***** Source *****

Sheldrake v DPP
Jurisdiction | UK Non-devolved |
Judge | LORD BINGHAM OF CORNHILL |
Judgment Date | 14 October 2004 |
Neutral Citation | [2004] UKHL 43 |
Court | House of Lords |
Date | 14 October 2004 |
(Criminal Appeal from Her Majesty's High Court of Justice)
(Conjoined Appeals)
[2004] UKHL 43
The Appellate Committee comprised:
Lord Bingham of Cornhill
Lord Steyn
Lord Phillips of Worth Matravers
Lord Rodger of Earlsferry
Lord Carswell
HOUSE OF LORDS
My Lords,
Sections 5(2) of the Road Traffic Act 1988 and 11(2) of the Terrorism Act 2000, conventionally interpreted, impose a legal or persuasive burden on a defendant in criminal proceedings to prove the matters respectively specified in those subsections if he is to be exonerated from liability on the grounds there provided. That means that he must, to be exonerated, establish those matters on the balance of probabilities. If he fails to discharge that burden he will be convicted. In this appeal by the Director of Public Prosecutions and this reference by the Attorney General these reverse burdens ("reverse" because the burden is placed on the defendant and not, as ordinarily in criminal proceedings, on the prosecutor) are challenged as incompatible with the presumption of innocence guaranteed by article 6(2) of the European Convention for the Protection of Human Rights and Fundamental Freedoms (1953) (Cmd 8969). Thus the first question for consideration in each case is whether the provision in question does, unjustifiably, infringe the presumption of innocence. If it does the further question arises whether the provision can and should be read down in accordance with the courts' interpretative obligation under section 3 of the Human Rights Act 1998 so as to impose an evidential and not a legal burden on the defendant. An evidential burden is not a burden of proof. It is a burden of raising, on the evidence in the case, an issue as to the matter in question fit for consideration by the tribunal of fact. If an issue is properly raised, it is for the prosecutor to prove, beyond reasonable doubt, that that ground of exoneration does not avail the defendant.
Before turning to the facts of these two cases it is necessary to place them in their legal context. To this end I shall briefly review the pre-Convention law of England and Wales, the Strasbourg jurisprudence as it has so far developed and some of the leading cases decided in the United Kingdom since the Convention was incorporated into our domestic law by the Human Rights Act 1998.

***** Excerpted records *****

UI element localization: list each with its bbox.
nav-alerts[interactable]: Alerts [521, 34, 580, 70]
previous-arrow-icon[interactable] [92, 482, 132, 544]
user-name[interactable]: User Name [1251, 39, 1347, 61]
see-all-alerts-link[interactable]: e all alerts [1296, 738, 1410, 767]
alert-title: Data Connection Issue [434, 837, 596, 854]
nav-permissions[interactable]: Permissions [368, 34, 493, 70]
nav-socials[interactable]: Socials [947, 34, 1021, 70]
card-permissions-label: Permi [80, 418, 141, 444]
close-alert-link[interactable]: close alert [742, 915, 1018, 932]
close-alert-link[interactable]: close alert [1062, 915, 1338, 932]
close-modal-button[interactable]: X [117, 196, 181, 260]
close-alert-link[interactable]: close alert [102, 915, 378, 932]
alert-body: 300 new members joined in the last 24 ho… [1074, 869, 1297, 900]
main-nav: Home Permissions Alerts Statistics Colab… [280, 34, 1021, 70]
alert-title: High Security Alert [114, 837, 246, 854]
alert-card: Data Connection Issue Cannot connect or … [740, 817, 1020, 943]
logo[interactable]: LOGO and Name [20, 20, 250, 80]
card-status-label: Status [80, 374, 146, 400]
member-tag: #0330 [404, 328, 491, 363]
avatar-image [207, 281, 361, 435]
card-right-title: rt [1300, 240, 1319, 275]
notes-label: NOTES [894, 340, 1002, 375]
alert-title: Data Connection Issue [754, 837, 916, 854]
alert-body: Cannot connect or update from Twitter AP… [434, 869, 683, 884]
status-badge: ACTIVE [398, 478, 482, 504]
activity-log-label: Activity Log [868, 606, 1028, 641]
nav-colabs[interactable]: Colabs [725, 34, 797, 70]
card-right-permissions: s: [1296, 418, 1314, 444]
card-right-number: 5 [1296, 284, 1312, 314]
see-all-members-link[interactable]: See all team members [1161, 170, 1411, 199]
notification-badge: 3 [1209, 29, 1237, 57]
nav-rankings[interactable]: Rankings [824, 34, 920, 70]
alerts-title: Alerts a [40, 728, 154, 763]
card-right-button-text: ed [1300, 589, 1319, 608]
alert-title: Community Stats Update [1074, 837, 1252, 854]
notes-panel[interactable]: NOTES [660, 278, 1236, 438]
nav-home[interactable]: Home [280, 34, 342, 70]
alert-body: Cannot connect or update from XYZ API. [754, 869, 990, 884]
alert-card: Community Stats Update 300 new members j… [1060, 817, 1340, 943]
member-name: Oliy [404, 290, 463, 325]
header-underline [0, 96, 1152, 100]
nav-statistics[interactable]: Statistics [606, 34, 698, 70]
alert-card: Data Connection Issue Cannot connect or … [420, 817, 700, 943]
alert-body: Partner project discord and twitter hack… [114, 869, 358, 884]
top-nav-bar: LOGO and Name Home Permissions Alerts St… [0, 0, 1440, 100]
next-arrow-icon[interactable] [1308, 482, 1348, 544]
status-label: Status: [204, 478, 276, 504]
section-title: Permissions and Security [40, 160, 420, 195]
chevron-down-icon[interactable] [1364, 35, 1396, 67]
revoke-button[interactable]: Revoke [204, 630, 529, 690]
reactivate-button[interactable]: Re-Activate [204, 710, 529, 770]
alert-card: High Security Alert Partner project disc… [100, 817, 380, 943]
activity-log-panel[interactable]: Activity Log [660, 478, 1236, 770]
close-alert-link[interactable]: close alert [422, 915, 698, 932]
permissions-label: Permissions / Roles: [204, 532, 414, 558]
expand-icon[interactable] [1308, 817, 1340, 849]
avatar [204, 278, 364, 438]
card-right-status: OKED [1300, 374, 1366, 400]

*****

▸ Parts of the exercise
**a)** Using the Sheldrake v DPP judgment above, answer these questions:
(i) On what date was the judgment given?
(ii) Which article of the European Convention for the Protection of Human Rights and Fundamental Freedoms guarantees the presumption of innocence?
(iii) Under which section of the Human Rights Act 1998 does the courts' interpretative obligation arise?
**b)** Write out word for word the passage of the Sheldrake v DPP judgment, everything from "Sheldrake v DPP" down to "(Conjoined Appeals)".

▸ Per-task outputs
**a)**
(i) 14 October 2004
(ii) Article 6(2)
(iii) Section 3

**b)**
Sheldrake v DPP
Jurisdiction | UK Non-devolved |
Judge | LORD BINGHAM OF CORNHILL |
Judgment Date | 14 October 2004 |
Neutral Citation | [2004] UKHL 43 |
Court | House of Lords |
Date | 14 October 2004 |
(Criminal Appeal from Her Majesty's High Court of Justice)
(Conjoined Appeals)